### EXTRACTED RECORDS

** Start **

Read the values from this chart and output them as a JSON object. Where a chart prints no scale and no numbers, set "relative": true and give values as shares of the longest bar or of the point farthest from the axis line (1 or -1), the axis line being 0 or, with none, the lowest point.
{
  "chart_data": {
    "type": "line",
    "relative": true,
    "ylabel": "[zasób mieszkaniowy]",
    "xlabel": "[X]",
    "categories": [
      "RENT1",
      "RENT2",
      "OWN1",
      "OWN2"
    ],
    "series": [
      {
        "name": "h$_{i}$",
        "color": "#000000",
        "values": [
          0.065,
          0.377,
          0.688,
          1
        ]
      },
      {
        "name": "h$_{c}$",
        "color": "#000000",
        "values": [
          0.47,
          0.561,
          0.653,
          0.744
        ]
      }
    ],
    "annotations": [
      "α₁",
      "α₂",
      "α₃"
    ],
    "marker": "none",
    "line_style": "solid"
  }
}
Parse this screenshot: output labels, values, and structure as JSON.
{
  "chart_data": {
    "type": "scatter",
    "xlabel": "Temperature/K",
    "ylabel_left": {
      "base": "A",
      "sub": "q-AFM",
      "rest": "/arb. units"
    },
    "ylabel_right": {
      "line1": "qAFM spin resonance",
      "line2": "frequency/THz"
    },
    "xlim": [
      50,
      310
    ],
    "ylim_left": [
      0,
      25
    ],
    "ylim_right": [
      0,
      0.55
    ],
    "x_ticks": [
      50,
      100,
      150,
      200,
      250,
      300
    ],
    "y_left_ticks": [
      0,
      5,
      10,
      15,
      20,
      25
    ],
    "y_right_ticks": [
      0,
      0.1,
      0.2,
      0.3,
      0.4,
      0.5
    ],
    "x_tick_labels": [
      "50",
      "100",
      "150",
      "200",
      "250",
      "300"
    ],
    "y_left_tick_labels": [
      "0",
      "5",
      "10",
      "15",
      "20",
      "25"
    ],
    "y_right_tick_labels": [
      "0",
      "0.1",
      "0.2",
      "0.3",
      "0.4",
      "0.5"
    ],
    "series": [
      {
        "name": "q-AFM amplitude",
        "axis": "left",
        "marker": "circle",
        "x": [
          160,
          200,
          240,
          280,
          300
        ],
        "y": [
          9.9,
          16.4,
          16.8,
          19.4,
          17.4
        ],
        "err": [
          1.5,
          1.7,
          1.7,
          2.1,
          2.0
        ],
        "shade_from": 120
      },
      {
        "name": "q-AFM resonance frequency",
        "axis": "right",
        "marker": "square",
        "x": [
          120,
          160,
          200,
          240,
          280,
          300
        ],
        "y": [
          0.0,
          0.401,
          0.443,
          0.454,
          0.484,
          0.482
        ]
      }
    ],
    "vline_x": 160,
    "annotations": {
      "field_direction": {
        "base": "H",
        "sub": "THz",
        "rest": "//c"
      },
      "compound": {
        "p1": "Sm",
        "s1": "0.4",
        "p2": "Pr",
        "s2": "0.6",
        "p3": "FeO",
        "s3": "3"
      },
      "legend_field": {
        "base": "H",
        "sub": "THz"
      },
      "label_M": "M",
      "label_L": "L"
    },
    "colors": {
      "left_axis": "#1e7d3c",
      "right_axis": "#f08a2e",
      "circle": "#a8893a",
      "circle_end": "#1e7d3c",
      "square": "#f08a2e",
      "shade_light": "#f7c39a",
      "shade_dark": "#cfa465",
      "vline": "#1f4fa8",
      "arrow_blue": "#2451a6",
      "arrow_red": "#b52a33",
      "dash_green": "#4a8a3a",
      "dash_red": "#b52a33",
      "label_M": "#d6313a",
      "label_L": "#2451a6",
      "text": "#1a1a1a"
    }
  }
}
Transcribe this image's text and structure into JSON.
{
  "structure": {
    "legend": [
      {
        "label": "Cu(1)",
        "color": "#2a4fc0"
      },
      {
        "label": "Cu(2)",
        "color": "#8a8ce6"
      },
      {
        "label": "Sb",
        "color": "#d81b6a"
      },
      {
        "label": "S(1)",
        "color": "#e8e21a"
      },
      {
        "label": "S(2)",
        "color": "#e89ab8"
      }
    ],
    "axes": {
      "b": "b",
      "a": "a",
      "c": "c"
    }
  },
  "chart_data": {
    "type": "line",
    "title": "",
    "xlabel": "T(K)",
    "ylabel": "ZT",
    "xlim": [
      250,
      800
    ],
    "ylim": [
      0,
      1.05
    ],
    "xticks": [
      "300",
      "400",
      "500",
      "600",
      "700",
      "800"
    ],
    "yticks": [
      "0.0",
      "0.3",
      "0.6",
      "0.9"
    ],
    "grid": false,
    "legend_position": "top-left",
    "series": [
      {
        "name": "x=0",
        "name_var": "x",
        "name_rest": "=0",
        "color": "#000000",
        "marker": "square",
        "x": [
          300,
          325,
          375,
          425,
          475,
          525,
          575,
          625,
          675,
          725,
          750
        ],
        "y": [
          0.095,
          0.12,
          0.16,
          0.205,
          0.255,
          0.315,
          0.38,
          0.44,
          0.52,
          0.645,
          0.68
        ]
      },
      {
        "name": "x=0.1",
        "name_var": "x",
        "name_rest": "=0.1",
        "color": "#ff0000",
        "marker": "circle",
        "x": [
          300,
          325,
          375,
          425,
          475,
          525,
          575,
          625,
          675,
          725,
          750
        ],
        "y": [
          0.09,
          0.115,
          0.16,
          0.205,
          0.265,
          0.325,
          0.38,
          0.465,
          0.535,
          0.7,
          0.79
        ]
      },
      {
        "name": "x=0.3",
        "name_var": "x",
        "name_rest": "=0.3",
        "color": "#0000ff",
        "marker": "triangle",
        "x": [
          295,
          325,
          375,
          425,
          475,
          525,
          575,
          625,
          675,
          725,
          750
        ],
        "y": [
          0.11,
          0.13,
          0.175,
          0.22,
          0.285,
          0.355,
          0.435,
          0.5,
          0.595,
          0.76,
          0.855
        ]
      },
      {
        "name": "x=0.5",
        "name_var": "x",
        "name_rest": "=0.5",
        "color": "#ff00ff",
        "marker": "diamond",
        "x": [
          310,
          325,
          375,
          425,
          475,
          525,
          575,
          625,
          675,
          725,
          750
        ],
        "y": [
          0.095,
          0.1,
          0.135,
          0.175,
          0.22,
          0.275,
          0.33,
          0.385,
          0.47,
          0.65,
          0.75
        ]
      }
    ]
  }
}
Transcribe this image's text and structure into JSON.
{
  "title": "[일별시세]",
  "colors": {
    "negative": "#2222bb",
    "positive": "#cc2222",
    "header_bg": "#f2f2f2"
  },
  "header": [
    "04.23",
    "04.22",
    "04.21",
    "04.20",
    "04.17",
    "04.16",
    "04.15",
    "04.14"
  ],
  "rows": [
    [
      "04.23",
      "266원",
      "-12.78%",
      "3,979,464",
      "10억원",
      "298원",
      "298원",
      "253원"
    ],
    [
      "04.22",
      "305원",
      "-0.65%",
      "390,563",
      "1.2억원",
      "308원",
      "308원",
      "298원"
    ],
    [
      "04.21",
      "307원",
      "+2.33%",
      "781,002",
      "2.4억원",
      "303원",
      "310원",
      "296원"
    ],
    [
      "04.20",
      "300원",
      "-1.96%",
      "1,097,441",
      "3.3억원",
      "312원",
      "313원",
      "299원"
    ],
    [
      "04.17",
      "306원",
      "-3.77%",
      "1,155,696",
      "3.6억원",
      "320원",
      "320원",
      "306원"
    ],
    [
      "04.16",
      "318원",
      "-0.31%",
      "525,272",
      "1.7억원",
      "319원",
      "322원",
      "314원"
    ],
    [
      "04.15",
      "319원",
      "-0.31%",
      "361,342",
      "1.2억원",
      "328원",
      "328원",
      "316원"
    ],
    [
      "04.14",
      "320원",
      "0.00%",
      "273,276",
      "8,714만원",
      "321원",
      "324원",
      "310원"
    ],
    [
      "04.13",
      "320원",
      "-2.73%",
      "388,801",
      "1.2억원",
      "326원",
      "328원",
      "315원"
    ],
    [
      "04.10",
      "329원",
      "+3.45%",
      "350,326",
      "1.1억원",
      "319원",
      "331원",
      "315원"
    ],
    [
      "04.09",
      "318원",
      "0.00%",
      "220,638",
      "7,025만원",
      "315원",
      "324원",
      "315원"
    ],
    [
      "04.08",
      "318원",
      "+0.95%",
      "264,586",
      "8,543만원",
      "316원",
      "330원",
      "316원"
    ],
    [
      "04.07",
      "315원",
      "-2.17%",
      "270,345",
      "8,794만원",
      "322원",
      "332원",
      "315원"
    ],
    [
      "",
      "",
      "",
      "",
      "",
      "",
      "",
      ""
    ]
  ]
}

** End **

Read the lines above. Gather those in which the string "JSON" is found.

### THE SOLUTION
Read the values from this chart and output them as a JSON object. Where a chart prints no scale and no numbers, set "relative": true and give values as shares of the longest bar or of the point farthest from the axis line (1 or -1), the axis line being 0 or, with none, the lowest point.
Parse this screenshot: output labels, values, and structure as JSON.
Transcribe this image's text and structure into JSON.
Transcribe this image's text and structure into JSON.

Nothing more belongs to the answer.